Task brief: Reproduce every line in the listing that contains the word "name".

— Begin The records —

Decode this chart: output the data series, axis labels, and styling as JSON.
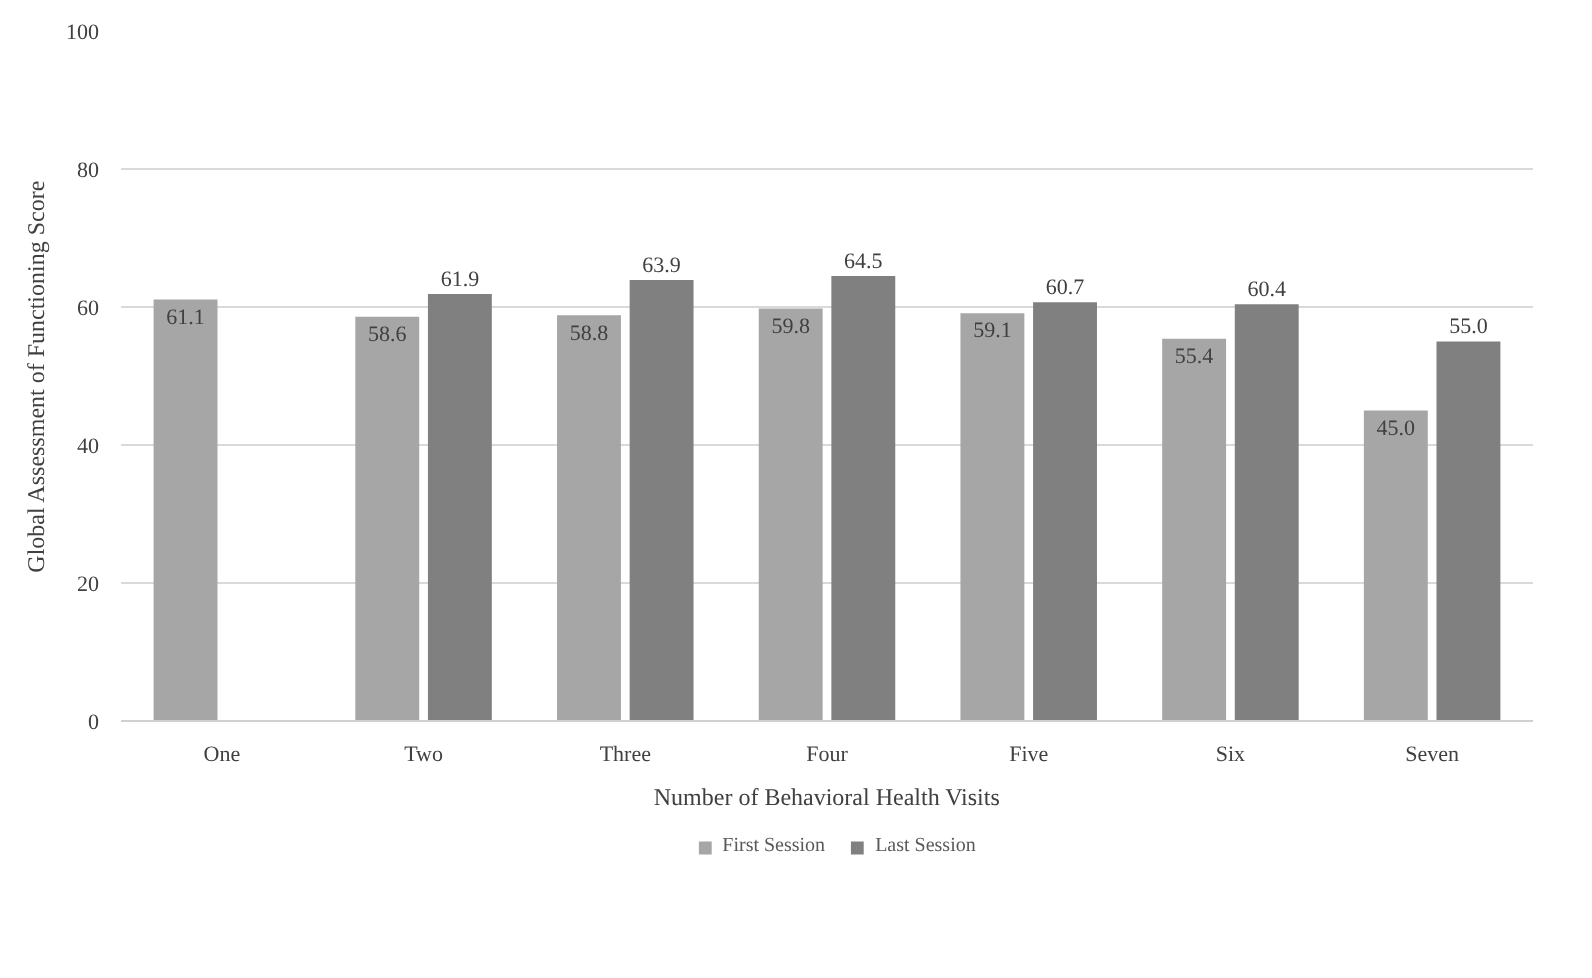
{
  "chart_data": {
    "type": "bar",
    "xlabel": "Number of Behavioral Health Visits",
    "ylabel": "Global Assessment of Functioning Score",
    "categories": [
      "One",
      "Two",
      "Three",
      "Four",
      "Five",
      "Six",
      "Seven"
    ],
    "series": [
      {
        "name": "First Session",
        "color": "#a6a6a6",
        "values": [
          61.1,
          58.6,
          58.8,
          59.8,
          59.1,
          55.4,
          45.0
        ],
        "value_labels": [
          "61.1",
          "58.6",
          "58.8",
          "59.8",
          "59.1",
          "55.4",
          "45.0"
        ]
      },
      {
        "name": "Last Session",
        "color": "#808080",
        "values": [
          null,
          61.9,
          63.9,
          64.5,
          60.7,
          60.4,
          55.0
        ],
        "value_labels": [
          null,
          "61.9",
          "63.9",
          "64.5",
          "60.7",
          "60.4",
          "55.0"
        ]
      }
    ],
    "ylim": [
      0,
      100
    ],
    "yticks": [
      0,
      20,
      40,
      60,
      80,
      100
    ],
    "grid": "y",
    "legend": "bottom",
    "data_labels": true
  }
}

— End The records —

Response below:
        "name": "First Session",
        "name": "Last Session",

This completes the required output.